■ **Directive**
Of the lines in the data below, count the ones holding the string "John", and answer with that number only.

[Stored data]
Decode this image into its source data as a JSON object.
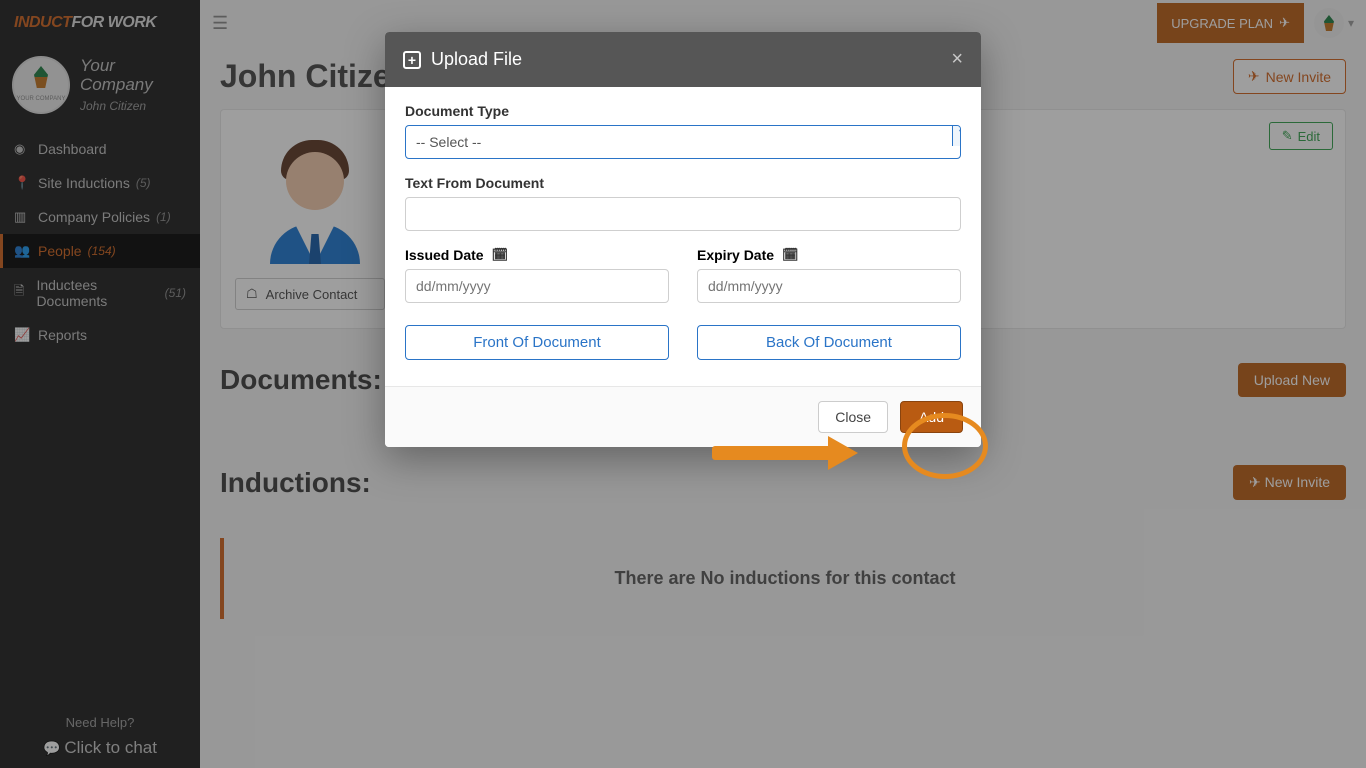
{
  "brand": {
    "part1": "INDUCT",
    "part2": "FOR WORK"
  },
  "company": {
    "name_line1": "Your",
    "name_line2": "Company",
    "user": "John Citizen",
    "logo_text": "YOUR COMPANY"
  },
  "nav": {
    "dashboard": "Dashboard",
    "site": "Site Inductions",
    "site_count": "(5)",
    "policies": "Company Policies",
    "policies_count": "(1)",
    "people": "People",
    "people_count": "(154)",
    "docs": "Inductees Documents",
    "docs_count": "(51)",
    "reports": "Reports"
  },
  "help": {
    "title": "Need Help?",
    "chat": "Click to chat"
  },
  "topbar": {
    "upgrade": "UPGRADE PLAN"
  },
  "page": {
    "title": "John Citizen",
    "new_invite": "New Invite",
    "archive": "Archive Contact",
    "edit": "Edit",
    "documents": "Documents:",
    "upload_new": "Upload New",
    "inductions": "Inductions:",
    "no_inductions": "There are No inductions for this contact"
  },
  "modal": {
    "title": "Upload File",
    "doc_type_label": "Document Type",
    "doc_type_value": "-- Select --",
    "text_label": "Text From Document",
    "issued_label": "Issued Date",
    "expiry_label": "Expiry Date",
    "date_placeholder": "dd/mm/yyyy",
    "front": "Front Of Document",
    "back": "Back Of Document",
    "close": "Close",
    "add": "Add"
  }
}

==

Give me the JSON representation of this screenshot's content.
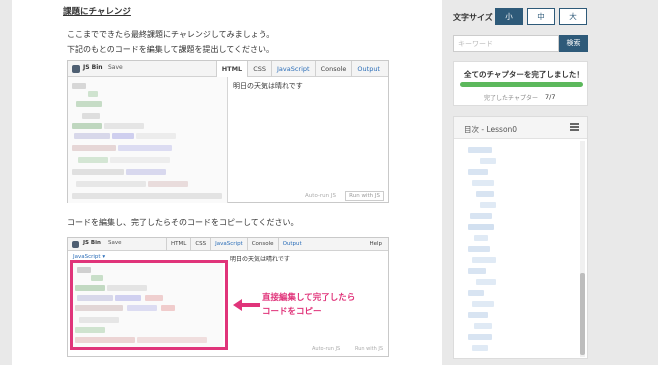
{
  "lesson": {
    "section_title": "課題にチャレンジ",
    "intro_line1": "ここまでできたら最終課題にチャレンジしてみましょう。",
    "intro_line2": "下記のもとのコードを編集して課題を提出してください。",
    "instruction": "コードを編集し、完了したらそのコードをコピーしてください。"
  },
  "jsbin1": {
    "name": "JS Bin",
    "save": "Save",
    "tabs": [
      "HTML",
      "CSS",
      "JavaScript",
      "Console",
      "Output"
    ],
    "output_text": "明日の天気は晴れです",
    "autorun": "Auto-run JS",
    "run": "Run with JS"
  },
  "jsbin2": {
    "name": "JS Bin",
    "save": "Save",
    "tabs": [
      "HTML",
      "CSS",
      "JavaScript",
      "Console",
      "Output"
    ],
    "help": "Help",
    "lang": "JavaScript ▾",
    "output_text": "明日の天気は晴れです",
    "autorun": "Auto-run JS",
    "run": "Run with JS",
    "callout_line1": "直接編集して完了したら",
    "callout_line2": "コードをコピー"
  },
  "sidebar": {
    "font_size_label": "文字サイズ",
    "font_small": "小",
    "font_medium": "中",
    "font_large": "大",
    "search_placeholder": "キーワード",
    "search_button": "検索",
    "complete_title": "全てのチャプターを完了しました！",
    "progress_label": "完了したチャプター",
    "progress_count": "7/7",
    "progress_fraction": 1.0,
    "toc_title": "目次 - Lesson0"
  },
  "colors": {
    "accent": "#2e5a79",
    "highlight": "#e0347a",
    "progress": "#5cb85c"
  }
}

■ **Final result**
2